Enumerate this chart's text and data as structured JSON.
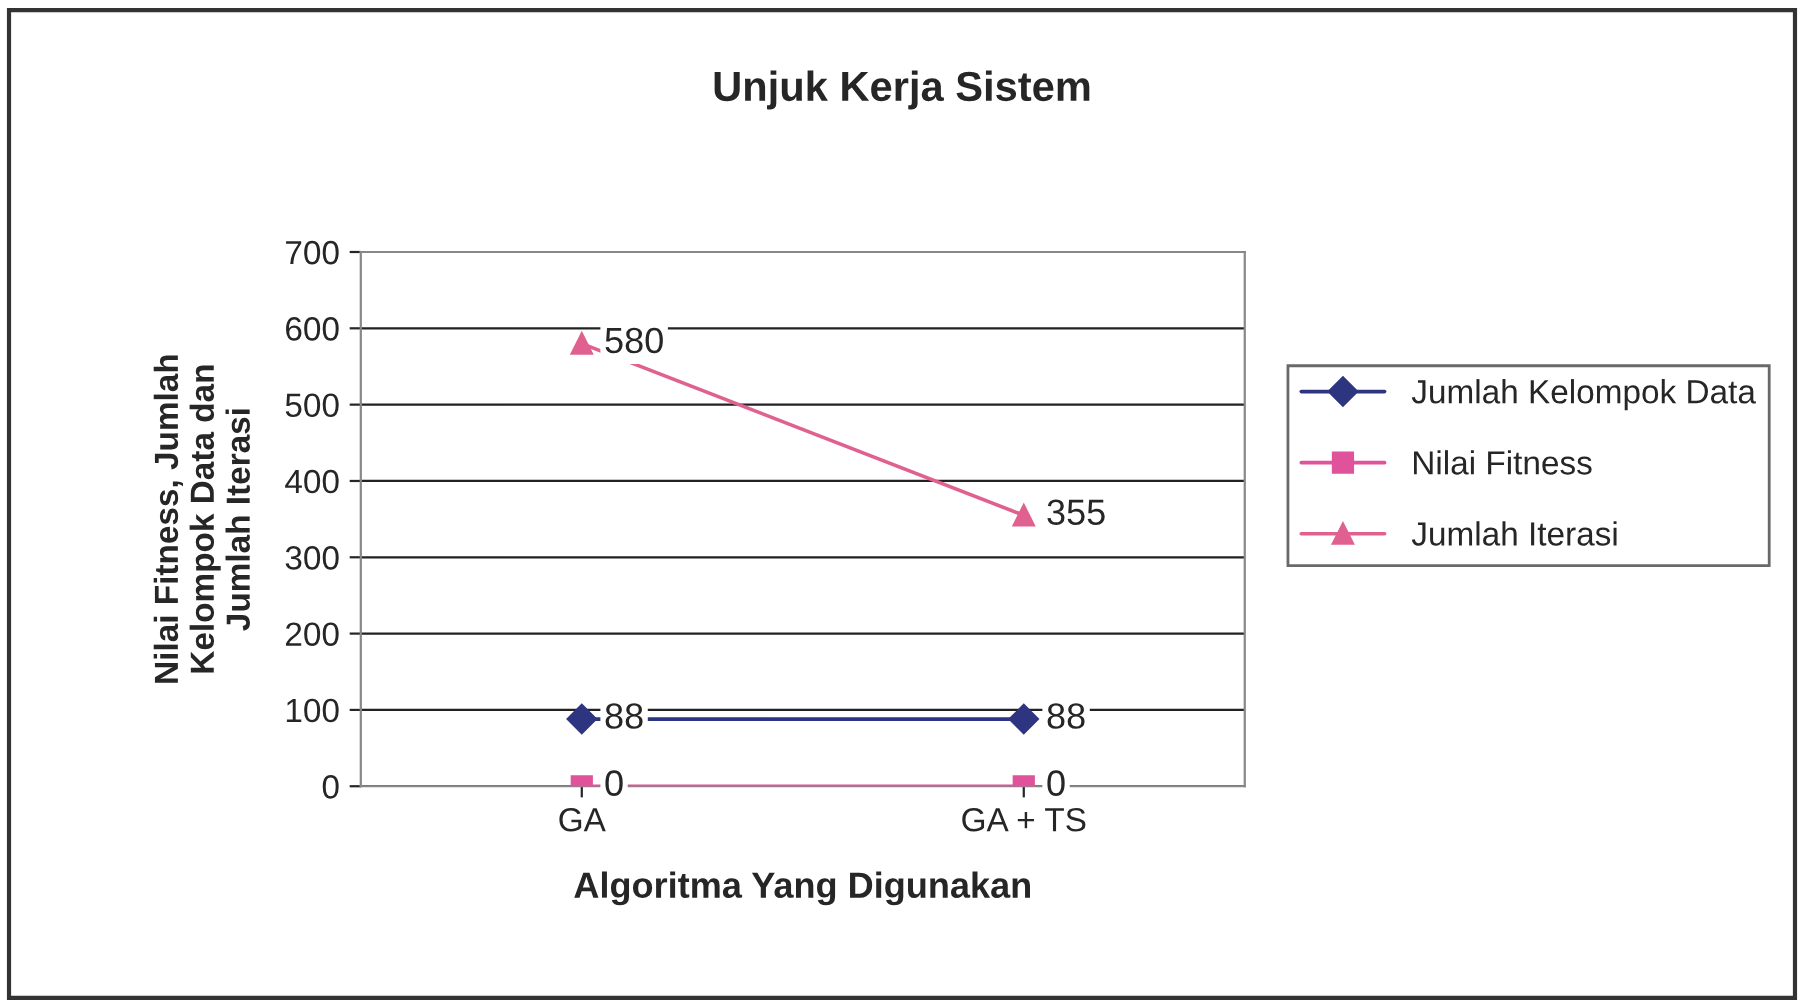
{
  "chart_data": {
    "type": "line",
    "title": "Unjuk Kerja Sistem",
    "xlabel": "Algoritma Yang Digunakan",
    "ylabel": "Nilai Fitness, Jumlah\nKelompok Data dan\nJumlah Iterasi",
    "categories": [
      "GA",
      "GA + TS"
    ],
    "series": [
      {
        "name": "Jumlah Kelompok Data",
        "color": "#2e3580",
        "marker": "diamond",
        "values": [
          88,
          88
        ]
      },
      {
        "name": "Nilai Fitness",
        "color": "#e0529a",
        "marker": "square",
        "values": [
          0,
          0
        ]
      },
      {
        "name": "Jumlah Iterasi",
        "color": "#e0608f",
        "marker": "triangle",
        "values": [
          580,
          355
        ]
      }
    ],
    "ylim": [
      0,
      700
    ],
    "yticks": [
      0,
      100,
      200,
      300,
      400,
      500,
      600,
      700
    ],
    "grid": "y",
    "legend": "right",
    "data_labels": true
  }
}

※

Task goal: In the entries above, find each line with the string "Fitness" and copy it.

Full output:
    "ylabel": "Nilai Fitness, Jumlah\nKelompok Data dan\nJumlah Iterasi",
        "name": "Nilai Fitness",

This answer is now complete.